**Instructions for the task**
In the material below, find all lines with the string "color" and copy them.

[Stored dataset items]

►

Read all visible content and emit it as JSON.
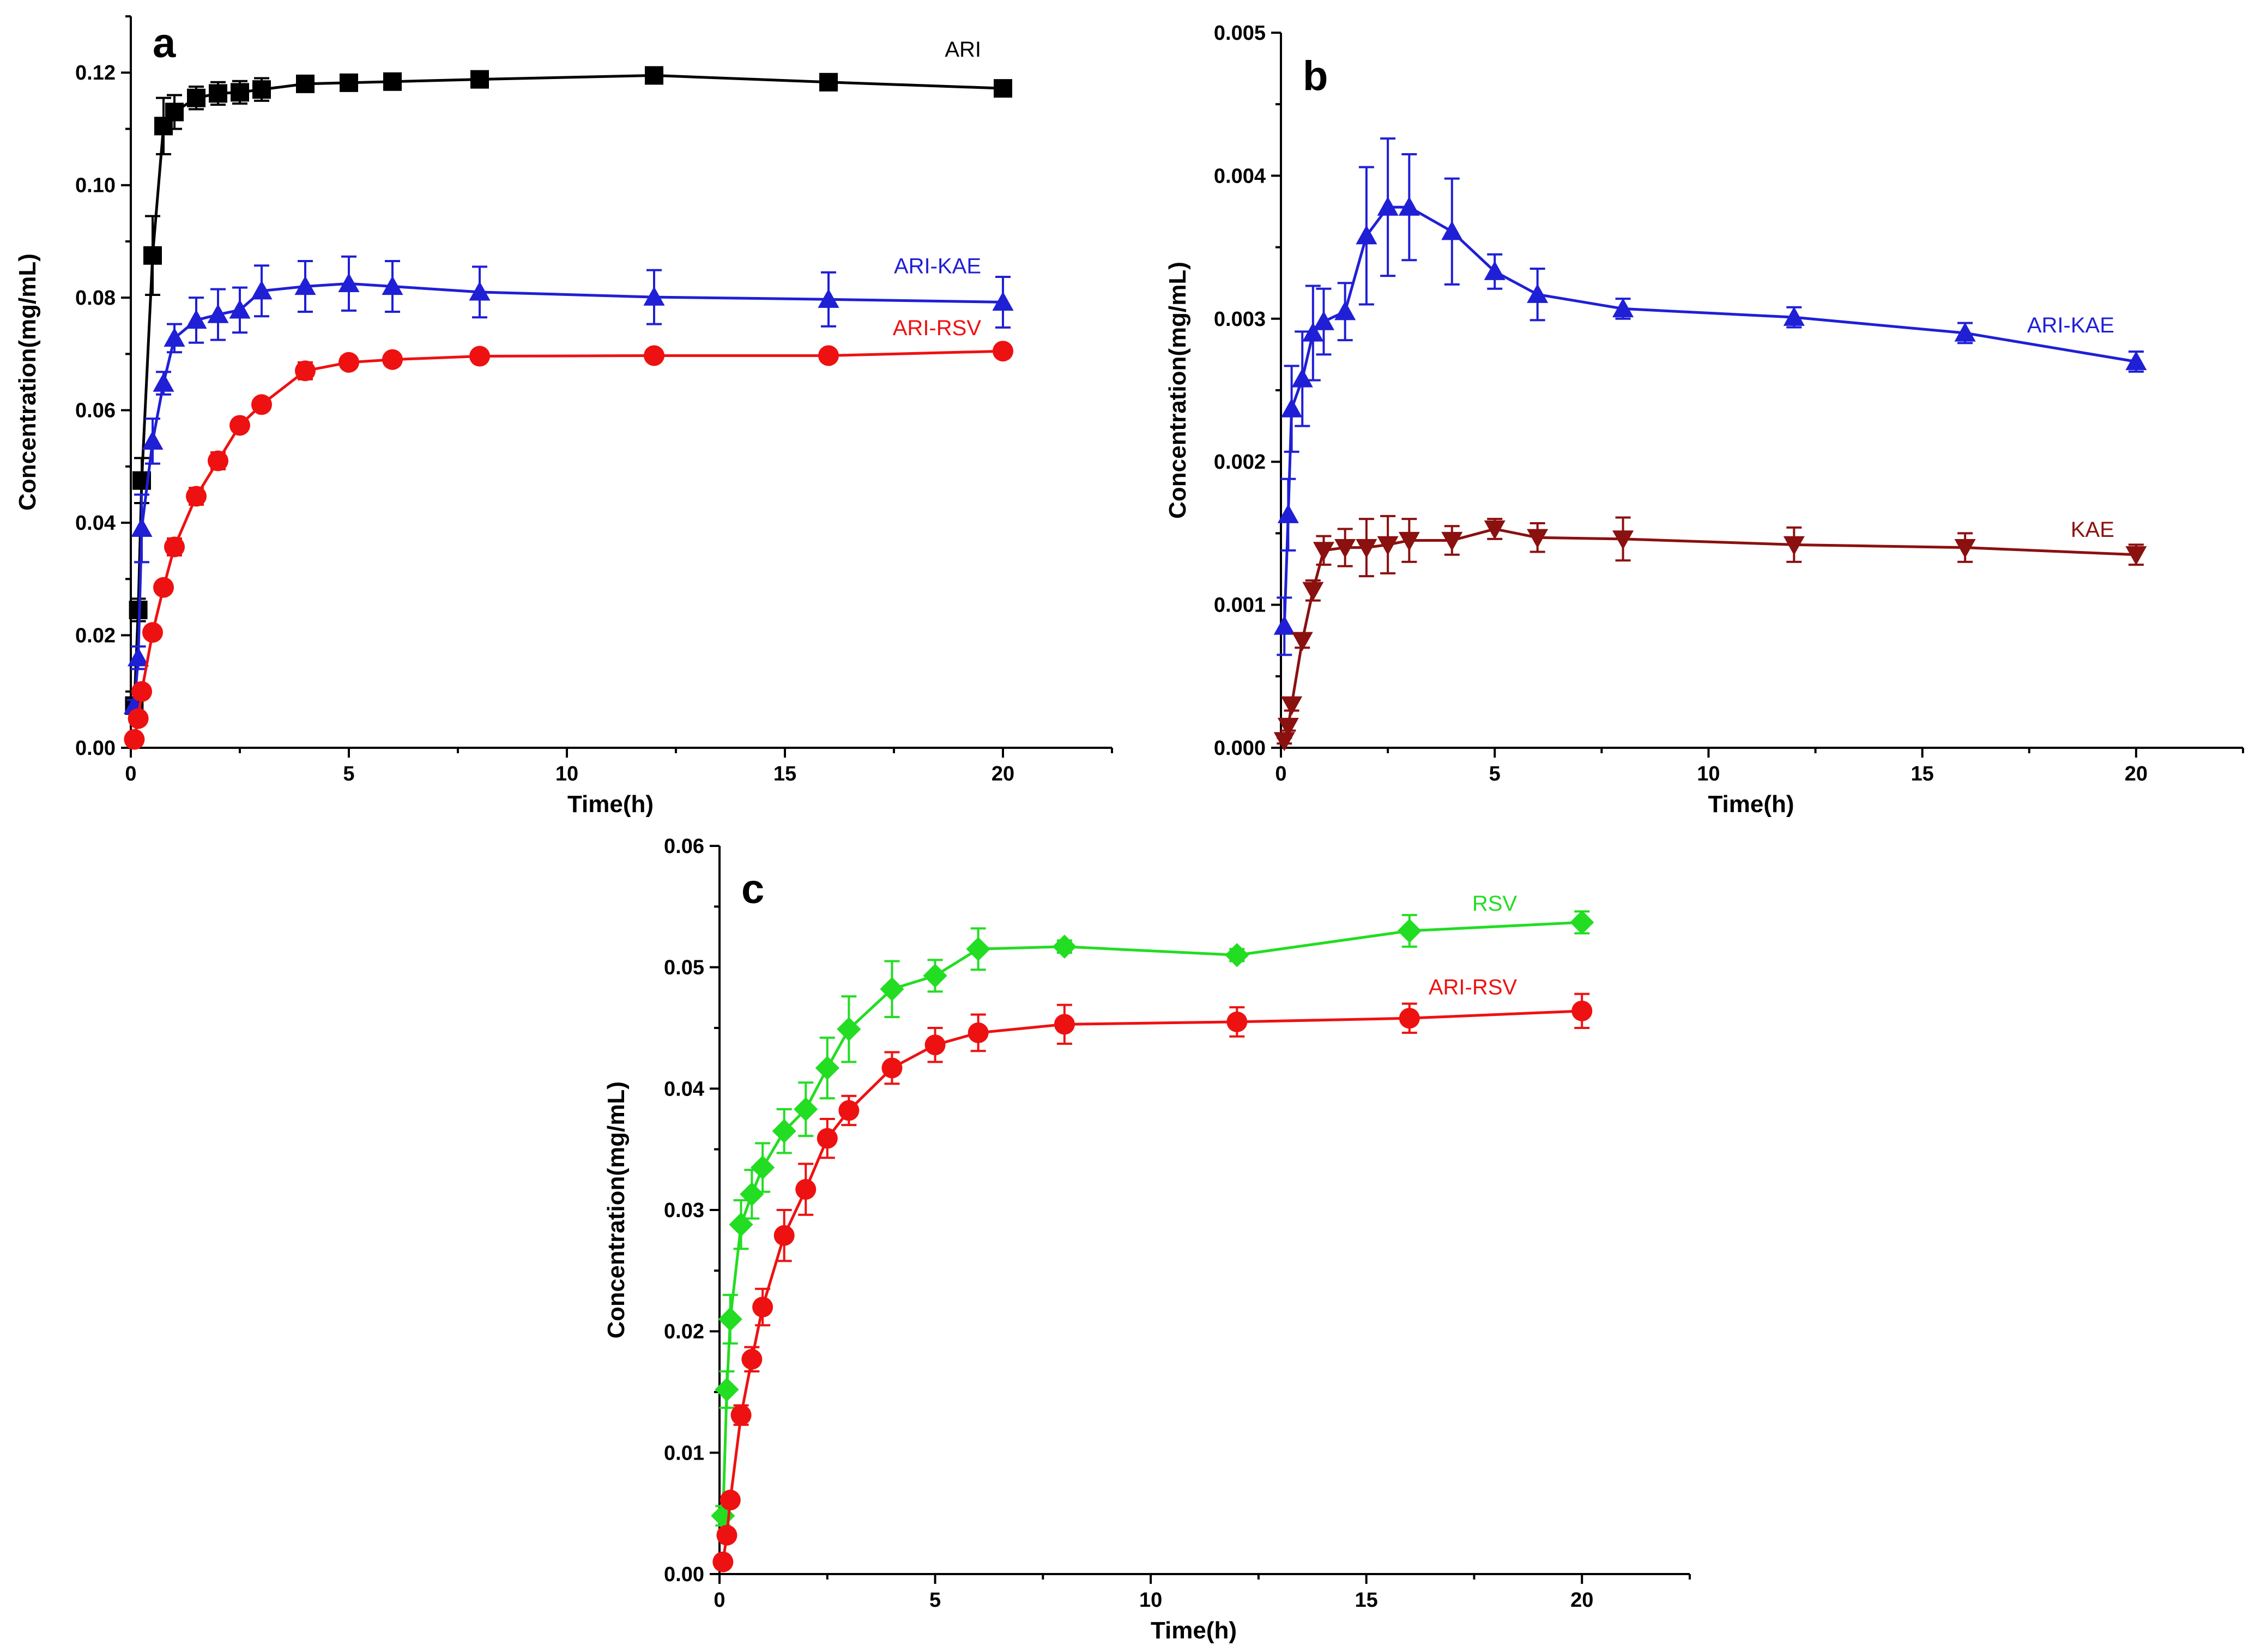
{
  "chart_data": [
    {
      "panel": "a",
      "type": "line",
      "xlabel": "Time(h)",
      "ylabel": "Concentration(mg/mL)",
      "xlim": [
        0,
        22.5
      ],
      "ylim": [
        0,
        0.13
      ],
      "xticks": [
        0,
        5,
        10,
        15,
        20
      ],
      "yticks": [
        0.0,
        0.02,
        0.04,
        0.06,
        0.08,
        0.1,
        0.12
      ],
      "ytick_labels": [
        "0.00",
        "0.02",
        "0.04",
        "0.06",
        "0.08",
        "0.10",
        "0.12"
      ],
      "grid": false,
      "series": [
        {
          "name": "ARI",
          "color": "#000000",
          "marker": "square",
          "label_anchor": [
            20,
            0.124
          ],
          "x": [
            0.08,
            0.17,
            0.25,
            0.5,
            0.75,
            1,
            1.5,
            2,
            2.5,
            3,
            4,
            5,
            6,
            8,
            12,
            16,
            20
          ],
          "y": [
            0.0075,
            0.0245,
            0.0475,
            0.0875,
            0.1105,
            0.113,
            0.1155,
            0.1163,
            0.1165,
            0.117,
            0.118,
            0.1182,
            0.1184,
            0.1188,
            0.1195,
            0.1183,
            0.1172
          ],
          "err": [
            0.001,
            0.002,
            0.004,
            0.007,
            0.005,
            0.003,
            0.002,
            0.002,
            0.002,
            0.002,
            0.0008,
            0.0008,
            0.0008,
            0.0008,
            0.0008,
            0.0008,
            0.0008
          ]
        },
        {
          "name": "ARI-KAE",
          "color": "#1f1fd6",
          "marker": "triangle-up",
          "label_anchor": [
            20,
            0.0855
          ],
          "x": [
            0.08,
            0.17,
            0.25,
            0.5,
            0.75,
            1,
            1.5,
            2,
            2.5,
            3,
            4,
            5,
            6,
            8,
            12,
            16,
            20
          ],
          "y": [
            0.0075,
            0.016,
            0.039,
            0.0545,
            0.0648,
            0.0728,
            0.076,
            0.077,
            0.0778,
            0.0812,
            0.082,
            0.0825,
            0.082,
            0.081,
            0.0801,
            0.0797,
            0.0792
          ],
          "err": [
            0.001,
            0.002,
            0.006,
            0.004,
            0.002,
            0.0025,
            0.004,
            0.0045,
            0.004,
            0.0045,
            0.0045,
            0.0048,
            0.0045,
            0.0045,
            0.0048,
            0.0048,
            0.0045
          ]
        },
        {
          "name": "ARI-RSV",
          "color": "#ee1111",
          "marker": "circle",
          "label_anchor": [
            20,
            0.0745
          ],
          "x": [
            0.08,
            0.17,
            0.25,
            0.5,
            0.75,
            1,
            1.5,
            2,
            2.5,
            3,
            4,
            5,
            6,
            8,
            12,
            16,
            20
          ],
          "y": [
            0.0015,
            0.0052,
            0.01,
            0.0205,
            0.0285,
            0.0357,
            0.0447,
            0.051,
            0.0573,
            0.061,
            0.067,
            0.0685,
            0.069,
            0.0696,
            0.0697,
            0.0697,
            0.0705
          ],
          "err": [
            0.0004,
            0.0006,
            0.0008,
            0.001,
            0.001,
            0.0015,
            0.0015,
            0.0015,
            0.001,
            0.001,
            0.0015,
            0.001,
            0.001,
            0.0008,
            0.0008,
            0.0008,
            0.0008
          ]
        }
      ]
    },
    {
      "panel": "b",
      "type": "line",
      "xlabel": "Time(h)",
      "ylabel": "Concentration(mg/mL)",
      "xlim": [
        0,
        22.5
      ],
      "ylim": [
        0,
        0.005
      ],
      "xticks": [
        0,
        5,
        10,
        15,
        20
      ],
      "yticks": [
        0.0,
        0.001,
        0.002,
        0.003,
        0.004,
        0.005
      ],
      "ytick_labels": [
        "0.000",
        "0.001",
        "0.002",
        "0.003",
        "0.004",
        "0.005"
      ],
      "grid": false,
      "series": [
        {
          "name": "ARI-KAE",
          "color": "#1f1fd6",
          "marker": "triangle-up",
          "label_anchor": [
            20,
            0.00295
          ],
          "x": [
            0.08,
            0.17,
            0.25,
            0.5,
            0.75,
            1,
            1.5,
            2,
            2.5,
            3,
            4,
            5,
            6,
            8,
            12,
            16,
            20
          ],
          "y": [
            0.00085,
            0.00163,
            0.00237,
            0.00258,
            0.0029,
            0.00298,
            0.00305,
            0.00358,
            0.00378,
            0.00378,
            0.00361,
            0.00333,
            0.00317,
            0.00307,
            0.00301,
            0.0029,
            0.0027
          ],
          "err": [
            0.0002,
            0.00025,
            0.0003,
            0.00033,
            0.00033,
            0.00023,
            0.0002,
            0.00048,
            0.00048,
            0.00037,
            0.00037,
            0.00012,
            0.00018,
            7e-05,
            7e-05,
            7e-05,
            7e-05
          ]
        },
        {
          "name": "KAE",
          "color": "#8b1010",
          "marker": "triangle-down",
          "label_anchor": [
            20,
            0.00152
          ],
          "x": [
            0.08,
            0.17,
            0.25,
            0.5,
            0.75,
            1,
            1.5,
            2,
            2.5,
            3,
            4,
            5,
            6,
            8,
            12,
            16,
            20
          ],
          "y": [
            5e-05,
            0.00015,
            0.0003,
            0.00075,
            0.0011,
            0.00138,
            0.0014,
            0.0014,
            0.00142,
            0.00145,
            0.00145,
            0.00153,
            0.00147,
            0.00146,
            0.00142,
            0.0014,
            0.00135
          ],
          "err": [
            2e-05,
            3e-05,
            4e-05,
            5e-05,
            7e-05,
            0.0001,
            0.00013,
            0.0002,
            0.0002,
            0.00015,
            0.0001,
            7e-05,
            0.0001,
            0.00015,
            0.00012,
            0.0001,
            7e-05
          ]
        }
      ]
    },
    {
      "panel": "c",
      "type": "line",
      "xlabel": "Time(h)",
      "ylabel": "Concentration(mg/mL)",
      "xlim": [
        0,
        22.5
      ],
      "ylim": [
        0,
        0.06
      ],
      "xticks": [
        0,
        5,
        10,
        15,
        20
      ],
      "yticks": [
        0.0,
        0.01,
        0.02,
        0.03,
        0.04,
        0.05,
        0.06
      ],
      "ytick_labels": [
        "0.00",
        "0.01",
        "0.02",
        "0.03",
        "0.04",
        "0.05",
        "0.06"
      ],
      "grid": false,
      "series": [
        {
          "name": "RSV",
          "color": "#22dd22",
          "marker": "diamond",
          "label_anchor": [
            19,
            0.0552
          ],
          "x": [
            0.08,
            0.17,
            0.25,
            0.5,
            0.75,
            1,
            1.5,
            2,
            2.5,
            3,
            4,
            5,
            6,
            8,
            12,
            16,
            20
          ],
          "y": [
            0.0048,
            0.0152,
            0.021,
            0.0288,
            0.0313,
            0.0335,
            0.0365,
            0.0383,
            0.0417,
            0.0449,
            0.0482,
            0.0493,
            0.0515,
            0.0517,
            0.051,
            0.053,
            0.0537
          ],
          "err": [
            0.0008,
            0.0015,
            0.002,
            0.002,
            0.002,
            0.002,
            0.0018,
            0.0022,
            0.0025,
            0.0027,
            0.0023,
            0.0013,
            0.0017,
            0.0005,
            0.0005,
            0.0013,
            0.0009
          ]
        },
        {
          "name": "ARI-RSV",
          "color": "#ee1111",
          "marker": "circle",
          "label_anchor": [
            19,
            0.0483
          ],
          "x": [
            0.08,
            0.17,
            0.25,
            0.5,
            0.75,
            1,
            1.5,
            2,
            2.5,
            3,
            4,
            5,
            6,
            8,
            12,
            16,
            20
          ],
          "y": [
            0.001,
            0.0032,
            0.0061,
            0.0131,
            0.0177,
            0.022,
            0.0279,
            0.0317,
            0.0359,
            0.0382,
            0.0417,
            0.0436,
            0.0446,
            0.0453,
            0.0455,
            0.0458,
            0.0464
          ],
          "err": [
            0.0003,
            0.0004,
            0.0005,
            0.0008,
            0.001,
            0.0015,
            0.0021,
            0.0021,
            0.0016,
            0.0012,
            0.0013,
            0.0014,
            0.0015,
            0.0016,
            0.0012,
            0.0012,
            0.0014
          ]
        }
      ]
    }
  ]
}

◄

**Solution to this problem**
          "color": "#000000",
          "color": "#1f1fd6",
          "color": "#ee1111",
          "color": "#1f1fd6",
          "color": "#8b1010",
          "color": "#22dd22",
          "color": "#ee1111",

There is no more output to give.